### Information supplied
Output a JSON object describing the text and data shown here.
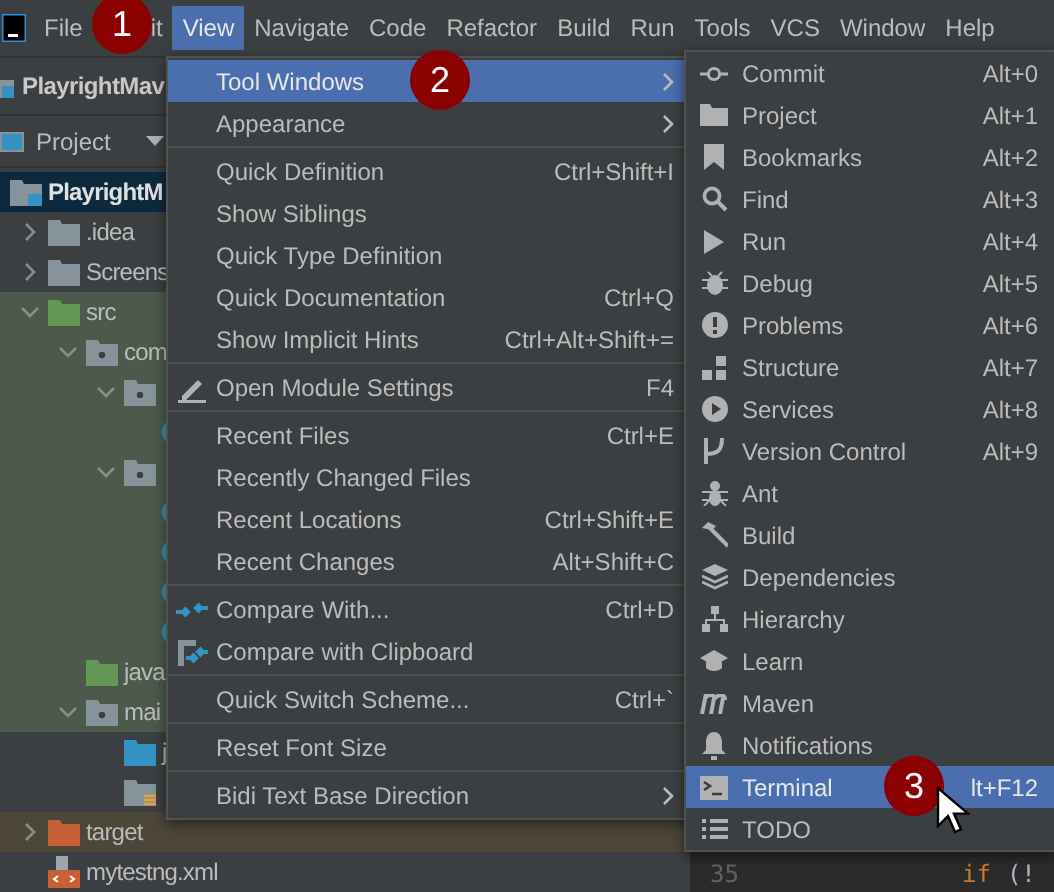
{
  "menu_bar": [
    {
      "label": "File",
      "selected": false
    },
    {
      "label": "it",
      "selected": false
    },
    {
      "label": "View",
      "selected": true
    },
    {
      "label": "Navigate",
      "selected": false
    },
    {
      "label": "Code",
      "selected": false
    },
    {
      "label": "Refactor",
      "selected": false
    },
    {
      "label": "Build",
      "selected": false
    },
    {
      "label": "Run",
      "selected": false
    },
    {
      "label": "Tools",
      "selected": false
    },
    {
      "label": "VCS",
      "selected": false
    },
    {
      "label": "Window",
      "selected": false
    },
    {
      "label": "Help",
      "selected": false
    }
  ],
  "navigation_bar": {
    "project": "PlayrightMav"
  },
  "project_panel": {
    "title": "Project"
  },
  "project_tree": [
    {
      "label": "PlayrightM",
      "kind": "module",
      "selected": true,
      "expanded": true,
      "children": [
        {
          "label": ".idea",
          "kind": "folder",
          "selected": false,
          "expanded": false
        },
        {
          "label": "Screens",
          "kind": "folder",
          "selected": false,
          "expanded": false
        },
        {
          "label": "src",
          "kind": "source",
          "selected": false,
          "expanded": true,
          "children": [
            {
              "label": "com",
              "kind": "package",
              "selected": false,
              "expanded": true,
              "children": [
                {
                  "kind": "package",
                  "selected": false,
                  "expanded": true,
                  "children": [
                    {
                      "kind": "class",
                      "selected": false
                    }
                  ]
                },
                {
                  "kind": "package",
                  "selected": false,
                  "expanded": true,
                  "children": [
                    {
                      "kind": "class",
                      "selected": false
                    },
                    {
                      "kind": "class",
                      "selected": false
                    },
                    {
                      "kind": "class",
                      "selected": false
                    },
                    {
                      "kind": "class",
                      "selected": false
                    }
                  ]
                }
              ]
            },
            {
              "label": "java",
              "kind": "source",
              "selected": false
            },
            {
              "label": "mai",
              "kind": "package",
              "selected": false,
              "expanded": true,
              "children": [
                {
                  "label": "j",
                  "kind": "test-folder",
                  "selected": false
                },
                {
                  "kind": "resources",
                  "selected": false
                }
              ]
            }
          ]
        },
        {
          "label": "target",
          "kind": "excluded",
          "selected": false,
          "expanded": false
        },
        {
          "label": "mytestng.xml",
          "kind": "xml",
          "selected": false
        }
      ]
    }
  ],
  "view_menu": [
    [
      {
        "label": "Tool Windows",
        "submenu": true,
        "selected": true
      },
      {
        "label": "Appearance",
        "submenu": true,
        "selected": false
      }
    ],
    [
      {
        "label": "Quick Definition",
        "shortcut": "Ctrl+Shift+I",
        "selected": false
      },
      {
        "label": "Show Siblings",
        "selected": false
      },
      {
        "label": "Quick Type Definition",
        "selected": false
      },
      {
        "label": "Quick Documentation",
        "shortcut": "Ctrl+Q",
        "selected": false
      },
      {
        "label": "Show Implicit Hints",
        "shortcut": "Ctrl+Alt+Shift+=",
        "selected": false
      }
    ],
    [
      {
        "label": "Open Module Settings",
        "shortcut": "F4",
        "kind": "pencil",
        "selected": false
      }
    ],
    [
      {
        "label": "Recent Files",
        "shortcut": "Ctrl+E",
        "selected": false
      },
      {
        "label": "Recently Changed Files",
        "selected": false
      },
      {
        "label": "Recent Locations",
        "shortcut": "Ctrl+Shift+E",
        "selected": false
      },
      {
        "label": "Recent Changes",
        "shortcut": "Alt+Shift+C",
        "selected": false
      }
    ],
    [
      {
        "label": "Compare With...",
        "shortcut": "Ctrl+D",
        "kind": "compare",
        "selected": false
      },
      {
        "label": "Compare with Clipboard",
        "kind": "clipboard",
        "selected": false
      }
    ],
    [
      {
        "label": "Quick Switch Scheme...",
        "shortcut": "Ctrl+`",
        "selected": false
      }
    ],
    [
      {
        "label": "Reset Font Size",
        "selected": false
      }
    ],
    [
      {
        "label": "Bidi Text Base Direction",
        "submenu": true,
        "selected": false
      }
    ]
  ],
  "tool_windows_menu": [
    {
      "label": "Commit",
      "shortcut": "Alt+0",
      "kind": "commit",
      "selected": false
    },
    {
      "label": "Project",
      "shortcut": "Alt+1",
      "kind": "folder",
      "selected": false
    },
    {
      "label": "Bookmarks",
      "shortcut": "Alt+2",
      "kind": "bookmark",
      "selected": false
    },
    {
      "label": "Find",
      "shortcut": "Alt+3",
      "kind": "search",
      "selected": false
    },
    {
      "label": "Run",
      "shortcut": "Alt+4",
      "kind": "run",
      "selected": false
    },
    {
      "label": "Debug",
      "shortcut": "Alt+5",
      "kind": "bug",
      "selected": false
    },
    {
      "label": "Problems",
      "shortcut": "Alt+6",
      "kind": "problems",
      "selected": false
    },
    {
      "label": "Structure",
      "shortcut": "Alt+7",
      "kind": "structure",
      "selected": false
    },
    {
      "label": "Services",
      "shortcut": "Alt+8",
      "kind": "services",
      "selected": false
    },
    {
      "label": "Version Control",
      "shortcut": "Alt+9",
      "kind": "branch",
      "selected": false
    },
    {
      "label": "Ant",
      "kind": "ant",
      "selected": false
    },
    {
      "label": "Build",
      "kind": "hammer",
      "selected": false
    },
    {
      "label": "Dependencies",
      "kind": "layers",
      "selected": false
    },
    {
      "label": "Hierarchy",
      "kind": "hierarchy",
      "selected": false
    },
    {
      "label": "Learn",
      "kind": "cap",
      "selected": false
    },
    {
      "label": "Maven",
      "kind": "maven",
      "selected": false
    },
    {
      "label": "Notifications",
      "kind": "bell",
      "selected": false
    },
    {
      "label": "Terminal",
      "shortcut": "lt+F12",
      "kind": "terminal",
      "selected": true
    },
    {
      "label": "TODO",
      "kind": "list",
      "selected": false
    }
  ],
  "editor": {
    "line_number": "35",
    "keyword": "if",
    "code": "(!"
  },
  "step_badges": [
    "1",
    "2",
    "3"
  ]
}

### Short exercise
Read the entries and select each line where the word "Definition" is found.

### Expected answer
        "label": "Quick Definition",
        "label": "Quick Type Definition",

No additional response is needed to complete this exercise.